> [Short problem] Lines holding the string "icon" are the ones to copy; find them all in the data.

> [Given data]
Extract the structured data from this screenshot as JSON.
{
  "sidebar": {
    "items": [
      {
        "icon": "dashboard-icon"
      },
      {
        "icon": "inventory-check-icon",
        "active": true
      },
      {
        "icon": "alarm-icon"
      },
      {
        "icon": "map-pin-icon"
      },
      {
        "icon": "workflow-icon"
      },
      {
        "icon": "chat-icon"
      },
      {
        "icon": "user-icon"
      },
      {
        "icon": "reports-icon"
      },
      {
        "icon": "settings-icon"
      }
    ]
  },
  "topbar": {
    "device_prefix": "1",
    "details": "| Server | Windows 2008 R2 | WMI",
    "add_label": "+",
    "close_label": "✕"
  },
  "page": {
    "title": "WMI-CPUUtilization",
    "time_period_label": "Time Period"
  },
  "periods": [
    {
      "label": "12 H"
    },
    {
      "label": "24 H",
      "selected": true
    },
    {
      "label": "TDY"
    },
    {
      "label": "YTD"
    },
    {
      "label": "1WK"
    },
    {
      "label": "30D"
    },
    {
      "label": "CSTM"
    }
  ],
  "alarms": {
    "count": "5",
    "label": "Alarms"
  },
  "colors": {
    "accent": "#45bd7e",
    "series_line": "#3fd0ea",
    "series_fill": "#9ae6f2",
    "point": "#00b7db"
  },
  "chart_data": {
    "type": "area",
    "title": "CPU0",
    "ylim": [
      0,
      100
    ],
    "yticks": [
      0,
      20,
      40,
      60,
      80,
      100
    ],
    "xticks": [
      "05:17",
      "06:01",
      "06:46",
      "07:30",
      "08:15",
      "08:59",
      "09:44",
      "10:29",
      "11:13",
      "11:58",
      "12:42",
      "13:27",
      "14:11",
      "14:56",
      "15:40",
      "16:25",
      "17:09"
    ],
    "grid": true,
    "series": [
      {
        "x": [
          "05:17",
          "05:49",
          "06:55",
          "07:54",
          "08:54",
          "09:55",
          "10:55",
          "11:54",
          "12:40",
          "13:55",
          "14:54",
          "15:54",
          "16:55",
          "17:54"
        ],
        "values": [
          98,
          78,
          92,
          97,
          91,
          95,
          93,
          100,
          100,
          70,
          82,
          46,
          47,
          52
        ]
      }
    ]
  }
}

...

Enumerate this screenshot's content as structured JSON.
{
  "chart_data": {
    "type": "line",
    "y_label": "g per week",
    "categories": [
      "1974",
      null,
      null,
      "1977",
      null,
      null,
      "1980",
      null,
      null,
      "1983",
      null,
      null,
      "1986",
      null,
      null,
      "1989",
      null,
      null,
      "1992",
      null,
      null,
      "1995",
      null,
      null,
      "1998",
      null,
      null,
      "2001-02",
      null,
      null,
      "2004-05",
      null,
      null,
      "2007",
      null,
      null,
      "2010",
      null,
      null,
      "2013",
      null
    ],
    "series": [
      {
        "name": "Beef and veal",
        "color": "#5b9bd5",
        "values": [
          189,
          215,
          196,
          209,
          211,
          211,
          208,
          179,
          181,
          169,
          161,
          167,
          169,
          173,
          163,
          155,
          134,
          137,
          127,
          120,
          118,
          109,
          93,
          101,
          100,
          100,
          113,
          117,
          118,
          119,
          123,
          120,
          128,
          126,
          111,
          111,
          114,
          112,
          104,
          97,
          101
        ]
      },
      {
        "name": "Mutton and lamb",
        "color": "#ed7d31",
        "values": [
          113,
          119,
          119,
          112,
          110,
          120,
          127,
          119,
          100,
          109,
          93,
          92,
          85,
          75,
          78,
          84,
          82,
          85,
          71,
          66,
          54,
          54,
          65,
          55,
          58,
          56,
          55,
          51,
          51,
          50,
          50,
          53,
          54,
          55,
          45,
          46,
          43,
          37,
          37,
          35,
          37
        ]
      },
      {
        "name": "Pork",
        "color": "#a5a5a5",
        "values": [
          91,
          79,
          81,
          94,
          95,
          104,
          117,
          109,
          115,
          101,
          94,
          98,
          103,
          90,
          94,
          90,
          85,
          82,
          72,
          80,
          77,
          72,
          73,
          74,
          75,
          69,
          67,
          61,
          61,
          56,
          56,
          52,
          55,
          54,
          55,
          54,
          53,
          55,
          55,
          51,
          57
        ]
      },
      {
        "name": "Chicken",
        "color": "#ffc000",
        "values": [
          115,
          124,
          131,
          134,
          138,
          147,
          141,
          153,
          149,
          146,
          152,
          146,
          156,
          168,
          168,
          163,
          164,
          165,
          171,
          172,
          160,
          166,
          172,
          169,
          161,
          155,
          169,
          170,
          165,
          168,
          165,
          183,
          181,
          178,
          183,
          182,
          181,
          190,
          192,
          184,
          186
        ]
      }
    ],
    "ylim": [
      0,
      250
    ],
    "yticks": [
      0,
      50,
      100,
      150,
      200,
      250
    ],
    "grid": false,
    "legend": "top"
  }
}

==

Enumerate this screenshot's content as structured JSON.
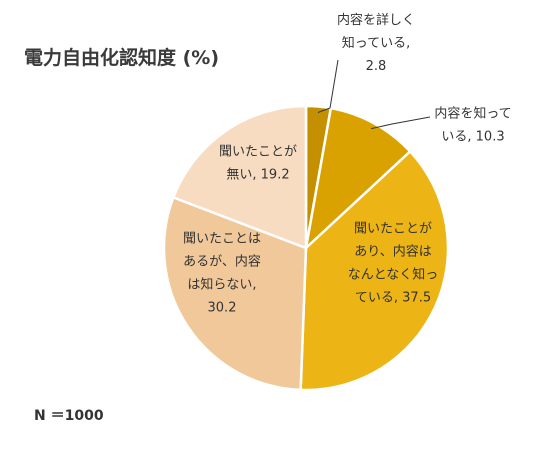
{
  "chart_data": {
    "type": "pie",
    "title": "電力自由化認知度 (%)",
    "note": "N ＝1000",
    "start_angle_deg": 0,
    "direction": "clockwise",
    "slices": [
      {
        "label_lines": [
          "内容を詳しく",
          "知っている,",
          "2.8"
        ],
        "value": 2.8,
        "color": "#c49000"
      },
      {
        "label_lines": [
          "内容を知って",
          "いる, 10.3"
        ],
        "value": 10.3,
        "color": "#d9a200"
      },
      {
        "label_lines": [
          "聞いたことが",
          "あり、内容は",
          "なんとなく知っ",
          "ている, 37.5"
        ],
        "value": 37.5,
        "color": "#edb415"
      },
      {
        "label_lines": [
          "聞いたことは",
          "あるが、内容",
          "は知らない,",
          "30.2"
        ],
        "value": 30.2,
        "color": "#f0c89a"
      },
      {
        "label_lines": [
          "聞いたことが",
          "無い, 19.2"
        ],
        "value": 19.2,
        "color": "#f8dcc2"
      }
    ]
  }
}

> [Response for this exercise]
        "icon": "dashboard-icon"
        "icon": "inventory-check-icon",
        "icon": "alarm-icon"
        "icon": "map-pin-icon"
        "icon": "workflow-icon"
        "icon": "chat-icon"
        "icon": "user-icon"
        "icon": "reports-icon"
        "icon": "settings-icon"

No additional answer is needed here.